▶ THE EXERCISE
Your task is to copy each line that has the word "auſſi".

▶ GIVEN INFORMATION
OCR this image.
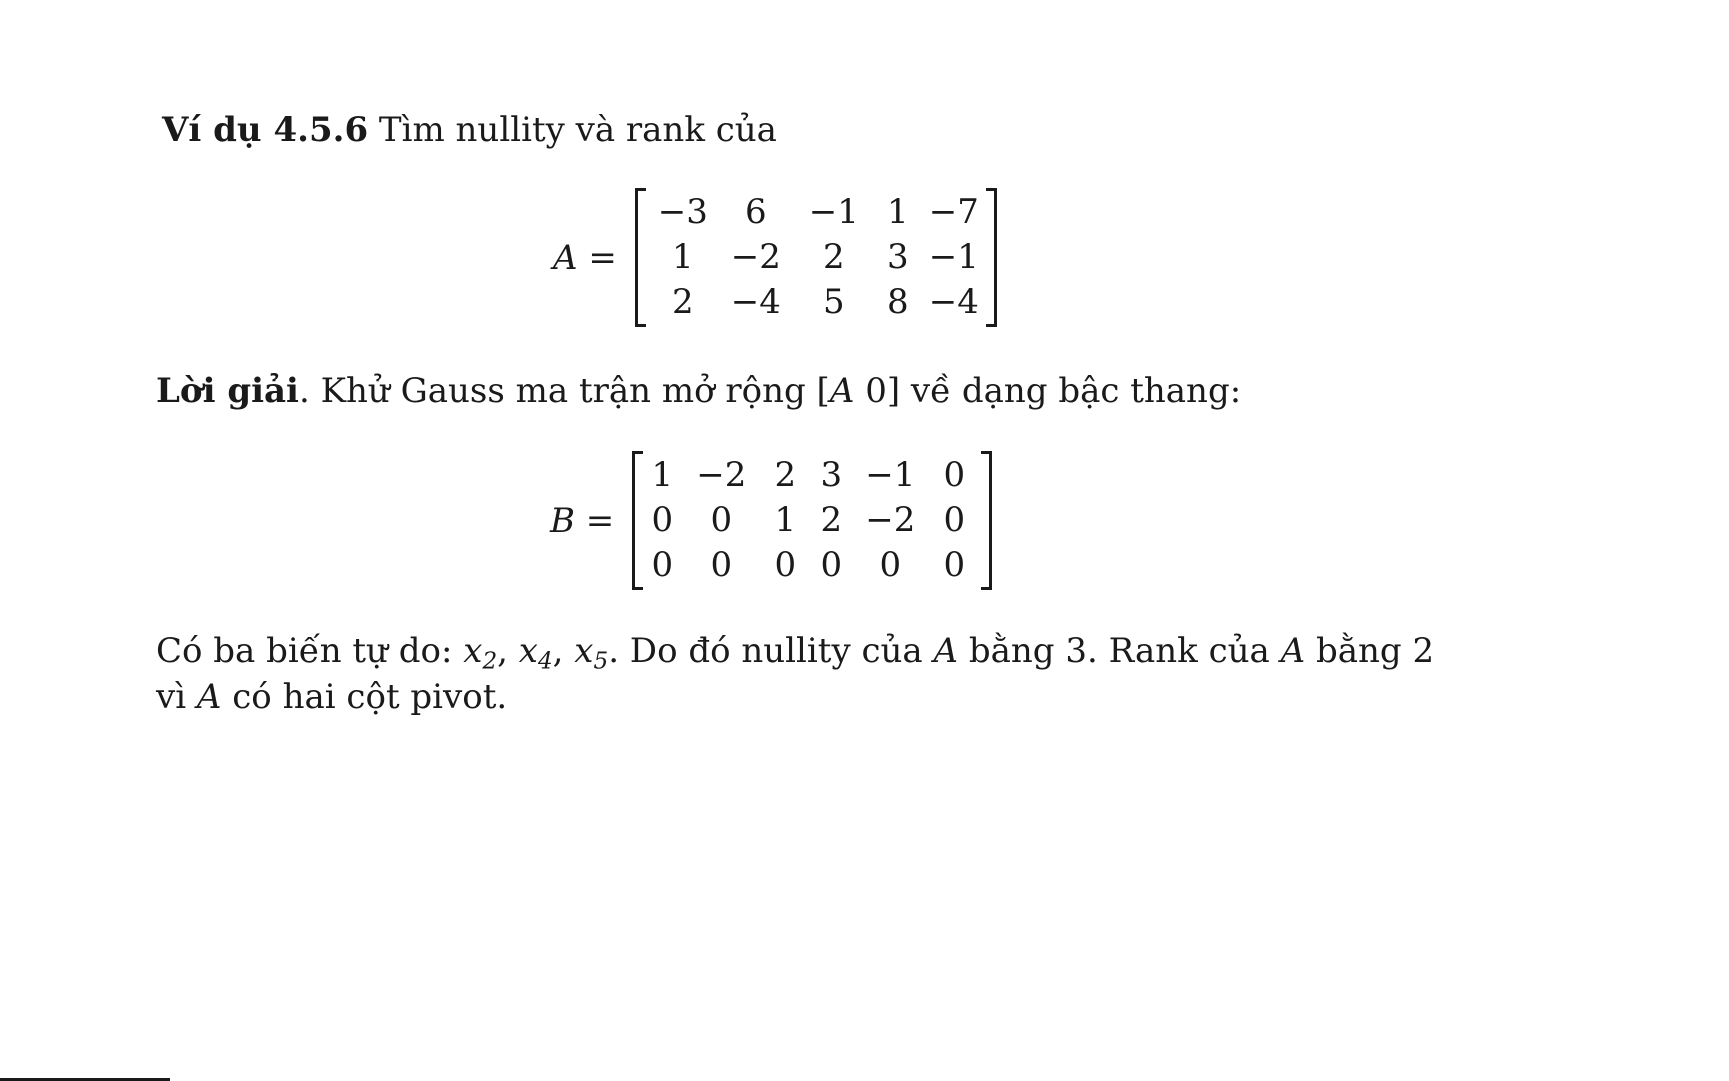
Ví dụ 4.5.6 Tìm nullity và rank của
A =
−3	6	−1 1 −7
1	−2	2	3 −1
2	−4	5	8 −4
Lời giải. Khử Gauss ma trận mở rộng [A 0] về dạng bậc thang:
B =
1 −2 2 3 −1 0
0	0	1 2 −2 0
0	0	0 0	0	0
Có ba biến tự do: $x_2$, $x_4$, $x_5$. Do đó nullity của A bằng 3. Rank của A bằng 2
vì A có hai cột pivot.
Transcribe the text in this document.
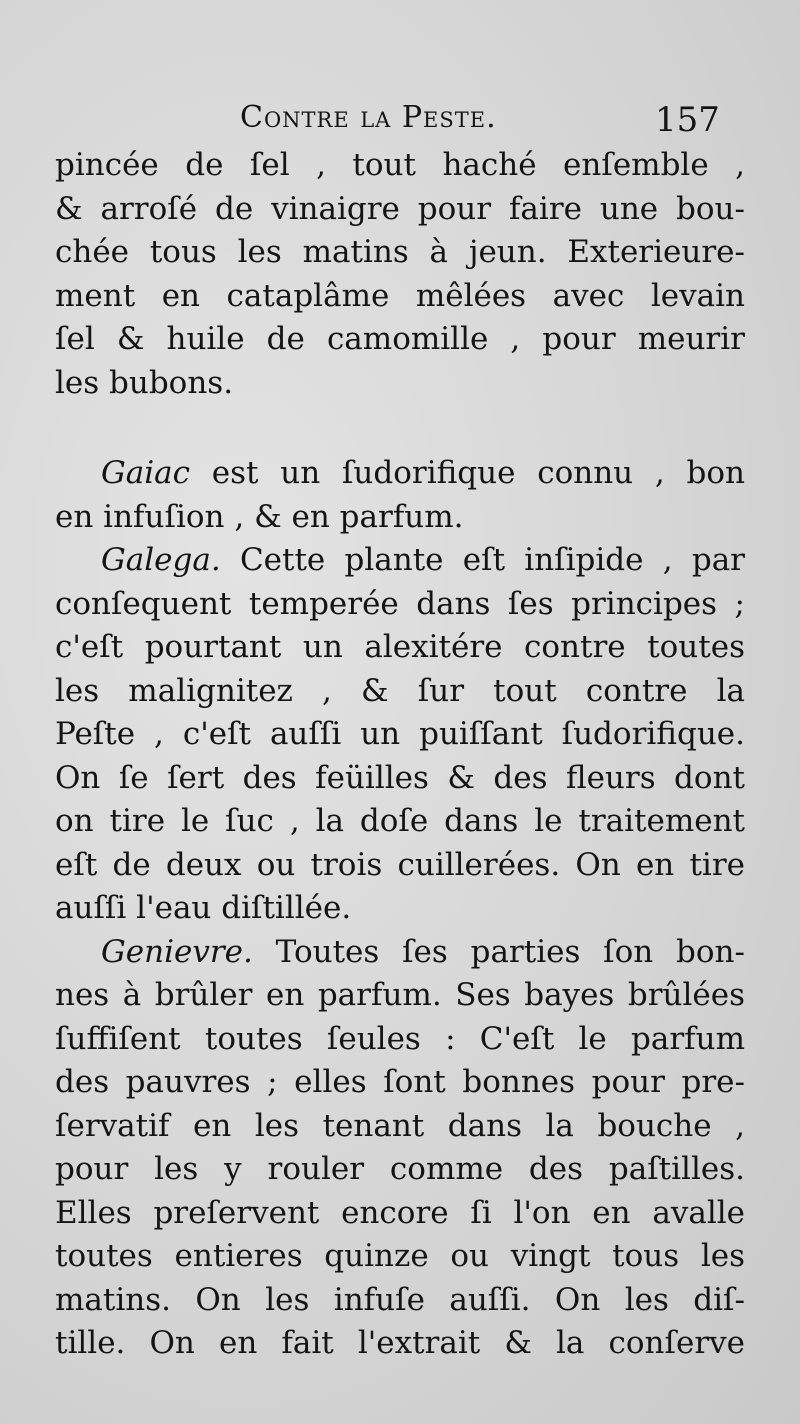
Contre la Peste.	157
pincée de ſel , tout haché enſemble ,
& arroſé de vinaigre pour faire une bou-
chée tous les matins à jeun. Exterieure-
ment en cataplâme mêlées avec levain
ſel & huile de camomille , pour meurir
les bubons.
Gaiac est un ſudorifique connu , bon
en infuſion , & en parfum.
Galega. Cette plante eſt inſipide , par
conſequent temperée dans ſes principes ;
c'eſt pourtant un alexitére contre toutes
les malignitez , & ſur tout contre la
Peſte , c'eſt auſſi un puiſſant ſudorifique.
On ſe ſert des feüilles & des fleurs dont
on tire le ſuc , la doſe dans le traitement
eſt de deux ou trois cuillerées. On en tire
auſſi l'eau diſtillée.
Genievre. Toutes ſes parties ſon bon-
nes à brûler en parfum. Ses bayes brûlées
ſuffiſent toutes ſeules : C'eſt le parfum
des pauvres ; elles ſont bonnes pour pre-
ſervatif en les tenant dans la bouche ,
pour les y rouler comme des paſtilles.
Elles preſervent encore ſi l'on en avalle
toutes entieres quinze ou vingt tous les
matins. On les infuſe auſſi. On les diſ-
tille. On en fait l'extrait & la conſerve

▶ EXPECTED ANSWER
Peſte , c'eſt auſſi un puiſſant ſudorifique.
auſſi l'eau diſtillée.
matins. On les infuſe auſſi. On les diſ-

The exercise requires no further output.